YOUR TASK:
Every line that includes the word "name" is to be listed.

--- WORKING DATA ---

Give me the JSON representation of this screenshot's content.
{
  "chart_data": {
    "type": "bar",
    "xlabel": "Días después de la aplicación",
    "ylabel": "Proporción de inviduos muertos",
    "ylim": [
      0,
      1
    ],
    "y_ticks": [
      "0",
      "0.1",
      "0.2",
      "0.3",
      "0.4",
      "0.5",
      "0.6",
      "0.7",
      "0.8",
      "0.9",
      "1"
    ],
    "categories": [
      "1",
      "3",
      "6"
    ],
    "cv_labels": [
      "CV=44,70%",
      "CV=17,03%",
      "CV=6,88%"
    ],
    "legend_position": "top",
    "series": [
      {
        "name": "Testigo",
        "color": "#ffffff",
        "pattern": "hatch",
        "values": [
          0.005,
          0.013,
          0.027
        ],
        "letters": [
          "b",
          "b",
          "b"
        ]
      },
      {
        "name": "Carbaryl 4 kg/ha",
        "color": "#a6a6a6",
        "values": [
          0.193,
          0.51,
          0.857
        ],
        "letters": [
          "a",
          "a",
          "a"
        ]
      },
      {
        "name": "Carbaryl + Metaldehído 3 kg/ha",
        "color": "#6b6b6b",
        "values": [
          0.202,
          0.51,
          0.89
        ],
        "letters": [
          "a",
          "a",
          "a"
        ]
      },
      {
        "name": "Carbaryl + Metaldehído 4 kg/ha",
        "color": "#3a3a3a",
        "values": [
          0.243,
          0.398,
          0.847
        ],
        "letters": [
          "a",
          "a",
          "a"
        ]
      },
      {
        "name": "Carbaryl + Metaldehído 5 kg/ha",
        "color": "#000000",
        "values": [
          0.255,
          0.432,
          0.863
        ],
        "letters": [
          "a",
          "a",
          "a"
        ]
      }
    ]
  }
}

---

ANSWER IN FULL:
        "name": "Testigo",
        "name": "Carbaryl 4 kg/ha",
        "name": "Carbaryl + Metaldehído 3 kg/ha",
        "name": "Carbaryl + Metaldehído 4 kg/ha",
        "name": "Carbaryl + Metaldehído 5 kg/ha",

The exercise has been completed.